Saved entries:
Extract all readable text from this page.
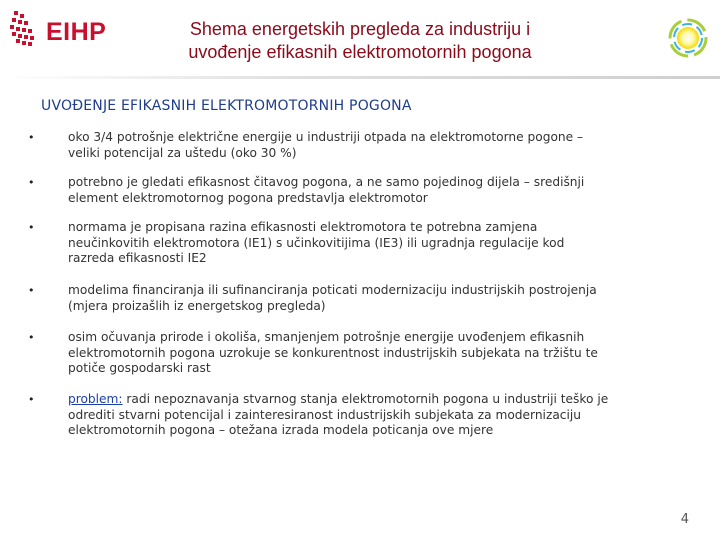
EIHP	Shema energetskih pregleda za industriju i
uvođenje efikasnih elektromotornih pogona
UVOĐENJE EFIKASNIH ELEKTROMOTORNIH POGONA
•	oko 3/4 potrošnje električne energije u industriji otpada na elektromotorne pogone –
veliki potencijal za uštedu (oko 30 %)
•	potrebno je gledati efikasnost čitavog pogona, a ne samo pojedinog dijela – središnji
element elektromotornog pogona predstavlja elektromotor
•	normama je propisana razina efikasnosti elektromotora te potrebna zamjena
neučinkovitih elektromotora (IE1) s učinkovitijima (IE3) ili ugradnja regulacije kod
razreda efikasnosti IE2
•	modelima financiranja ili sufinanciranja poticati modernizaciju industrijskih postrojenja
(mjera proizašlih iz energetskog pregleda)
•	osim očuvanja prirode i okoliša, smanjenjem potrošnje energije uvođenjem efikasnih
elektromotornih pogona uzrokuje se konkurentnost industrijskih subjekata na tržištu te
potiče gospodarski rast
•	problem: radi nepoznavanja stvarnog stanja elektromotornih pogona u industriji teško je
odrediti stvarni potencijal i zainteresiranost industrijskih subjekata za modernizaciju
elektromotornih pogona – otežana izrada modela poticanja ove mjere
4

What you need to do
Repeat the records above exactly, leaving out any pictures they contain.

Written answer
Extract all readable text from this page.
EIHP	Shema energetskih pregleda za industriju i
uvođenje efikasnih elektromotornih pogona
UVOĐENJE EFIKASNIH ELEKTROMOTORNIH POGONA
•	oko 3/4 potrošnje električne energije u industriji otpada na elektromotorne pogone –
veliki potencijal za uštedu (oko 30 %)
•	potrebno je gledati efikasnost čitavog pogona, a ne samo pojedinog dijela – središnji
element elektromotornog pogona predstavlja elektromotor
•	normama je propisana razina efikasnosti elektromotora te potrebna zamjena
neučinkovitih elektromotora (IE1) s učinkovitijima (IE3) ili ugradnja regulacije kod
razreda efikasnosti IE2
•	modelima financiranja ili sufinanciranja poticati modernizaciju industrijskih postrojenja
(mjera proizašlih iz energetskog pregleda)
•	osim očuvanja prirode i okoliša, smanjenjem potrošnje energije uvođenjem efikasnih
elektromotornih pogona uzrokuje se konkurentnost industrijskih subjekata na tržištu te
potiče gospodarski rast
•	problem: radi nepoznavanja stvarnog stanja elektromotornih pogona u industriji teško je
odrediti stvarni potencijal i zainteresiranost industrijskih subjekata za modernizaciju
elektromotornih pogona – otežana izrada modela poticanja ove mjere
4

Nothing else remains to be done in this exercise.